## [PROBLEM STATEMENT]
Every line below that mentions the word "Espectro" should be copied out.

Begin DATA SECTION

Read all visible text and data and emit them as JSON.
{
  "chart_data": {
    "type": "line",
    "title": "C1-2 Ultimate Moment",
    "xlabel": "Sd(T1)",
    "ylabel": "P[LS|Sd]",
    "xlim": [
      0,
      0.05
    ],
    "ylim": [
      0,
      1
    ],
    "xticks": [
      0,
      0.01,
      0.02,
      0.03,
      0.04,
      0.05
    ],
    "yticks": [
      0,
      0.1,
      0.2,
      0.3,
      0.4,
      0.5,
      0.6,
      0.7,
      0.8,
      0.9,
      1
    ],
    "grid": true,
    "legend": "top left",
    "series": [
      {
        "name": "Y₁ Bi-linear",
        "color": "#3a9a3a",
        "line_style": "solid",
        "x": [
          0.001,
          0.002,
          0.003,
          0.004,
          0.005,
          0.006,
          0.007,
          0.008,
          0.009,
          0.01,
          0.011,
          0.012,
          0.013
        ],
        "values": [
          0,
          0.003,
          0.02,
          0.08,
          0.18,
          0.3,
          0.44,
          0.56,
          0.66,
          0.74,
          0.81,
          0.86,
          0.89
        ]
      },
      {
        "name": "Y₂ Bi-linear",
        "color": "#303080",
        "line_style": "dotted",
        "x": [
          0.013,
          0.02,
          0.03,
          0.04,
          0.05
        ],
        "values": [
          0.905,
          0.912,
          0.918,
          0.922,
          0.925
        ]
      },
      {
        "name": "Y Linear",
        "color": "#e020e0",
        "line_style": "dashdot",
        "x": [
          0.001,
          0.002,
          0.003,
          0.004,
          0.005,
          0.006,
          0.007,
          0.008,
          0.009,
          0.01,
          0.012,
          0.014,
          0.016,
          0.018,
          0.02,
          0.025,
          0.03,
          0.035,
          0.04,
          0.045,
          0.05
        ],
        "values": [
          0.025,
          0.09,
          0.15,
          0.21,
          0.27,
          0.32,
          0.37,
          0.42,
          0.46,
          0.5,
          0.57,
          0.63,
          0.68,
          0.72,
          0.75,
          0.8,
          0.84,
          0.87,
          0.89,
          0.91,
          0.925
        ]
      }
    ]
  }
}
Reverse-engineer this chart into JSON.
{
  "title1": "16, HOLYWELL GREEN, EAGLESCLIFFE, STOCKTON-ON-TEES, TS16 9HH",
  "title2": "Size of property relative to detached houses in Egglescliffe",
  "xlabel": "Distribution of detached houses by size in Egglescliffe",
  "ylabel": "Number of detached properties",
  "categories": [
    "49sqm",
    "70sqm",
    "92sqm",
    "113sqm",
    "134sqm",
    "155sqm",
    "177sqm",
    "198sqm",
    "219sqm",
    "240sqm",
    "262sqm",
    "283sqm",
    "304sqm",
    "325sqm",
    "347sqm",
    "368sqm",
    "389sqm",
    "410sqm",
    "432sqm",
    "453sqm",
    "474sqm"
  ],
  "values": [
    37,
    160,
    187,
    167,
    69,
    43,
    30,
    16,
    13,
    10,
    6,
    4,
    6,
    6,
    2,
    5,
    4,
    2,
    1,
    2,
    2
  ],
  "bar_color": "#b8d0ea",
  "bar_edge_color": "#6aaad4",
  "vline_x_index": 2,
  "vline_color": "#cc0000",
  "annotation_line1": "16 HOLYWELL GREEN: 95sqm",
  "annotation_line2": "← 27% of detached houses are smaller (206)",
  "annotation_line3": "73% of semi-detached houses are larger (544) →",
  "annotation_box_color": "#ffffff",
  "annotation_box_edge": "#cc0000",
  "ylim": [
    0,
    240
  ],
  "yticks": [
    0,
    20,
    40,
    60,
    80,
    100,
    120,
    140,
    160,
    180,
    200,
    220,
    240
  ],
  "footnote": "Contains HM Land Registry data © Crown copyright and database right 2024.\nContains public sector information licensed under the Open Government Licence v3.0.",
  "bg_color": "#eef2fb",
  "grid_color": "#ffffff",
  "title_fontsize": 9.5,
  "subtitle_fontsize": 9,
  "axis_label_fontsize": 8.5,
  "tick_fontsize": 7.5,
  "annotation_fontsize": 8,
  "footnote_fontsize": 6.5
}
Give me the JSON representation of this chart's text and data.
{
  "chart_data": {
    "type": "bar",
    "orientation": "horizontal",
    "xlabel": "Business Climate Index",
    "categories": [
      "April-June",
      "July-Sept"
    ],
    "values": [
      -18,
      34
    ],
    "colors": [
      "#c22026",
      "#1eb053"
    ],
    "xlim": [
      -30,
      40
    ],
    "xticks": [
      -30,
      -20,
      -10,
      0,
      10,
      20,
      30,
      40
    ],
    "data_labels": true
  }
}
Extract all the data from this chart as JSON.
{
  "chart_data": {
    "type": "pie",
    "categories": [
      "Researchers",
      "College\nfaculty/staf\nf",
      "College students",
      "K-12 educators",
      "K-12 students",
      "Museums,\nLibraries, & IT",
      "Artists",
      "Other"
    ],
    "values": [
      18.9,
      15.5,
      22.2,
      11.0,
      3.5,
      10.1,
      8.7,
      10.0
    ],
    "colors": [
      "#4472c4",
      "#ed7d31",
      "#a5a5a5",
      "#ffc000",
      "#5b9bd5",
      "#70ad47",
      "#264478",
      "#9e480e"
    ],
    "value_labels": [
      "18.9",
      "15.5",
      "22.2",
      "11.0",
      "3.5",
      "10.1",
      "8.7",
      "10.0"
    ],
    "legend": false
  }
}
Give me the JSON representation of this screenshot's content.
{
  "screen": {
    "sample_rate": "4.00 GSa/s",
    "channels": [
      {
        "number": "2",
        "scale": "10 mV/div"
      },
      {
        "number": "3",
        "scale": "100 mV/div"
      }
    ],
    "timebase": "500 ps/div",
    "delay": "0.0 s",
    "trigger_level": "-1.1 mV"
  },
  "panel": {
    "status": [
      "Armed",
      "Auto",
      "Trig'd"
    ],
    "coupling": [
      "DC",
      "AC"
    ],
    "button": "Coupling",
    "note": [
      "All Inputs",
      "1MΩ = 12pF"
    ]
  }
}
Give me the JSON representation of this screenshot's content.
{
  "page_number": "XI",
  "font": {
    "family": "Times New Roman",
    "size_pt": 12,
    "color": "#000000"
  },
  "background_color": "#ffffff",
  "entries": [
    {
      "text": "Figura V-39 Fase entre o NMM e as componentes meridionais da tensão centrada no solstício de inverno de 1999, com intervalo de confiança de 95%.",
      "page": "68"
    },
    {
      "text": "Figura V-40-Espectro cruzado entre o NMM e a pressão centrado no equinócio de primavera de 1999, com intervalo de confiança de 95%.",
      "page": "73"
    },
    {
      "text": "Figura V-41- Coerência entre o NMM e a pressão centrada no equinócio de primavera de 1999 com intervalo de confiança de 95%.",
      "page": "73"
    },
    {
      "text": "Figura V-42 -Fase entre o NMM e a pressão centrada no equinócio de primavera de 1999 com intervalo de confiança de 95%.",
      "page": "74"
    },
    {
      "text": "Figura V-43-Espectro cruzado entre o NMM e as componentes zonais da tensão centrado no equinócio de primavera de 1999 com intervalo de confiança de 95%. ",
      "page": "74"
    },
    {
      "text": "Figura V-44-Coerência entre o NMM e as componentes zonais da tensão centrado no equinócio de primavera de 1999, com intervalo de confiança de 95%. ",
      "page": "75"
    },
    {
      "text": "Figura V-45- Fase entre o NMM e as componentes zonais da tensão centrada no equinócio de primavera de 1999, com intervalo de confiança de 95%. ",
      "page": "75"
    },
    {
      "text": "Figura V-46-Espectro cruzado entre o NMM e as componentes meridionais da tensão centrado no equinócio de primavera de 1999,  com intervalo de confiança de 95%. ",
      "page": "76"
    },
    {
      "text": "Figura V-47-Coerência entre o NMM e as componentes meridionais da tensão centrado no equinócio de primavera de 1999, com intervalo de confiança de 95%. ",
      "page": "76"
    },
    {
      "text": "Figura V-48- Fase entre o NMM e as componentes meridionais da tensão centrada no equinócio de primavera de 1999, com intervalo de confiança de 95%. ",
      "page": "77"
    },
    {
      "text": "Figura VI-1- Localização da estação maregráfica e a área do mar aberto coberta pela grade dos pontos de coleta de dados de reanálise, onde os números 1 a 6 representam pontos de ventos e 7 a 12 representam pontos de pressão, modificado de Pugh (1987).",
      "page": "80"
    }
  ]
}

End DATA SECTION

## [SOLUTION BELOW]
      "text": "Figura V-40-Espectro cruzado entre o NMM e a pressão centrado no equinócio de primavera de 1999, com intervalo de confiança de 95%.",
      "text": "Figura V-43-Espectro cruzado entre o NMM e as componentes zonais da tensão centrado no equinócio de primavera de 1999 com intervalo de confiança de 95%. ",
      "text": "Figura V-46-Espectro cruzado entre o NMM e as componentes meridionais da tensão centrado no equinócio de primavera de 1999,  com intervalo de confiança de 95%. ",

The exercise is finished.